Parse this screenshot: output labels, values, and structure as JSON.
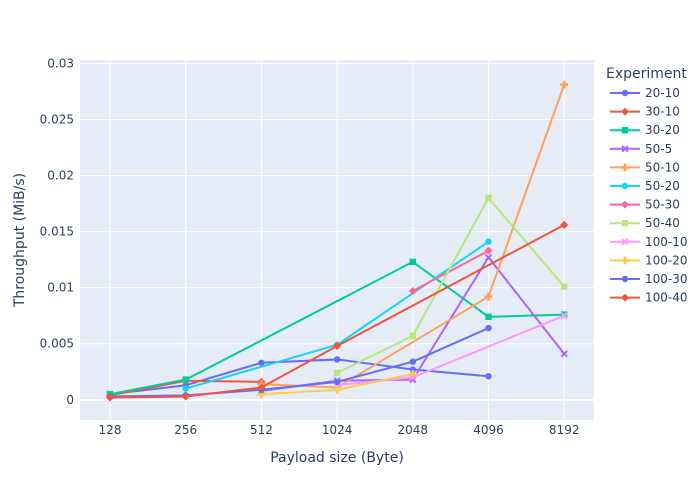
{
  "chart_data": {
    "type": "line",
    "xlabel": "Payload size (Byte)",
    "ylabel": "Throughput (MiB/s)",
    "x_categories": [
      "128",
      "256",
      "512",
      "1024",
      "2048",
      "4096",
      "8192"
    ],
    "y_ticks": [
      0,
      0.005,
      0.01,
      0.015,
      0.02,
      0.025,
      0.03
    ],
    "y_tick_labels": [
      "0",
      "0.005",
      "0.01",
      "0.015",
      "0.02",
      "0.025",
      "0.03"
    ],
    "ylim": [
      -0.0018,
      0.0303
    ],
    "grid": true,
    "plot_background": "#e5ecf6",
    "legend": {
      "title": "Experiment",
      "placement": "right"
    },
    "series": [
      {
        "name": "20-10",
        "color": "#636efa",
        "marker": "circle",
        "values": [
          0.0005,
          0.0013,
          0.0033,
          0.0036,
          0.0027,
          0.0021,
          null
        ]
      },
      {
        "name": "30-10",
        "color": "#ef553b",
        "marker": "diamond",
        "values": [
          0.0004,
          0.0017,
          0.0016,
          null,
          null,
          null,
          null
        ]
      },
      {
        "name": "30-20",
        "color": "#00cc96",
        "marker": "square",
        "values": [
          0.0005,
          0.0018,
          null,
          null,
          0.0123,
          0.0074,
          0.0076
        ]
      },
      {
        "name": "50-5",
        "color": "#ab63fa",
        "marker": "x",
        "values": [
          null,
          null,
          0.0008,
          0.0017,
          0.0018,
          0.0127,
          0.0041
        ]
      },
      {
        "name": "50-10",
        "color": "#ffa15a",
        "marker": "cross",
        "values": [
          null,
          null,
          0.0014,
          0.0011,
          null,
          0.0092,
          0.0281
        ]
      },
      {
        "name": "50-20",
        "color": "#19d3f3",
        "marker": "circle",
        "values": [
          null,
          0.001,
          null,
          0.0049,
          null,
          0.0141,
          null
        ]
      },
      {
        "name": "50-30",
        "color": "#ff6692",
        "marker": "diamond",
        "values": [
          null,
          null,
          null,
          null,
          0.0097,
          0.0133,
          null
        ]
      },
      {
        "name": "50-40",
        "color": "#b6e880",
        "marker": "square",
        "values": [
          null,
          null,
          null,
          0.0024,
          0.0057,
          0.018,
          0.0101
        ]
      },
      {
        "name": "100-10",
        "color": "#ff97ff",
        "marker": "x",
        "values": [
          null,
          null,
          null,
          0.0013,
          0.002,
          null,
          0.0075
        ]
      },
      {
        "name": "100-20",
        "color": "#fecb52",
        "marker": "cross",
        "values": [
          null,
          null,
          0.0005,
          0.0009,
          0.0023,
          null,
          null
        ]
      },
      {
        "name": "100-30",
        "color": "#636efa",
        "marker": "circle",
        "values": [
          0.0003,
          0.0004,
          0.0009,
          0.0016,
          0.0034,
          0.0064,
          null
        ]
      },
      {
        "name": "100-40",
        "color": "#ef553b",
        "marker": "diamond",
        "values": [
          0.0002,
          0.0003,
          0.0011,
          0.0048,
          null,
          null,
          0.0156
        ]
      }
    ]
  }
}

Set problem
Omit the pictures and restate the rest of the records verbatim.

Exercise result
Parse this screenshot: output labels, values, and structure as JSON.
{
  "chart_data": {
    "type": "line",
    "xlabel": "Payload size (Byte)",
    "ylabel": "Throughput (MiB/s)",
    "x_categories": [
      "128",
      "256",
      "512",
      "1024",
      "2048",
      "4096",
      "8192"
    ],
    "y_ticks": [
      0,
      0.005,
      0.01,
      0.015,
      0.02,
      0.025,
      0.03
    ],
    "y_tick_labels": [
      "0",
      "0.005",
      "0.01",
      "0.015",
      "0.02",
      "0.025",
      "0.03"
    ],
    "ylim": [
      -0.0018,
      0.0303
    ],
    "grid": true,
    "plot_background": "#e5ecf6",
    "legend": {
      "title": "Experiment",
      "placement": "right"
    },
    "series": [
      {
        "name": "20-10",
        "color": "#636efa",
        "marker": "circle",
        "values": [
          0.0005,
          0.0013,
          0.0033,
          0.0036,
          0.0027,
          0.0021,
          null
        ]
      },
      {
        "name": "30-10",
        "color": "#ef553b",
        "marker": "diamond",
        "values": [
          0.0004,
          0.0017,
          0.0016,
          null,
          null,
          null,
          null
        ]
      },
      {
        "name": "30-20",
        "color": "#00cc96",
        "marker": "square",
        "values": [
          0.0005,
          0.0018,
          null,
          null,
          0.0123,
          0.0074,
          0.0076
        ]
      },
      {
        "name": "50-5",
        "color": "#ab63fa",
        "marker": "x",
        "values": [
          null,
          null,
          0.0008,
          0.0017,
          0.0018,
          0.0127,
          0.0041
        ]
      },
      {
        "name": "50-10",
        "color": "#ffa15a",
        "marker": "cross",
        "values": [
          null,
          null,
          0.0014,
          0.0011,
          null,
          0.0092,
          0.0281
        ]
      },
      {
        "name": "50-20",
        "color": "#19d3f3",
        "marker": "circle",
        "values": [
          null,
          0.001,
          null,
          0.0049,
          null,
          0.0141,
          null
        ]
      },
      {
        "name": "50-30",
        "color": "#ff6692",
        "marker": "diamond",
        "values": [
          null,
          null,
          null,
          null,
          0.0097,
          0.0133,
          null
        ]
      },
      {
        "name": "50-40",
        "color": "#b6e880",
        "marker": "square",
        "values": [
          null,
          null,
          null,
          0.0024,
          0.0057,
          0.018,
          0.0101
        ]
      },
      {
        "name": "100-10",
        "color": "#ff97ff",
        "marker": "x",
        "values": [
          null,
          null,
          null,
          0.0013,
          0.002,
          null,
          0.0075
        ]
      },
      {
        "name": "100-20",
        "color": "#fecb52",
        "marker": "cross",
        "values": [
          null,
          null,
          0.0005,
          0.0009,
          0.0023,
          null,
          null
        ]
      },
      {
        "name": "100-30",
        "color": "#636efa",
        "marker": "circle",
        "values": [
          0.0003,
          0.0004,
          0.0009,
          0.0016,
          0.0034,
          0.0064,
          null
        ]
      },
      {
        "name": "100-40",
        "color": "#ef553b",
        "marker": "diamond",
        "values": [
          0.0002,
          0.0003,
          0.0011,
          0.0048,
          null,
          null,
          0.0156
        ]
      }
    ]
  }
}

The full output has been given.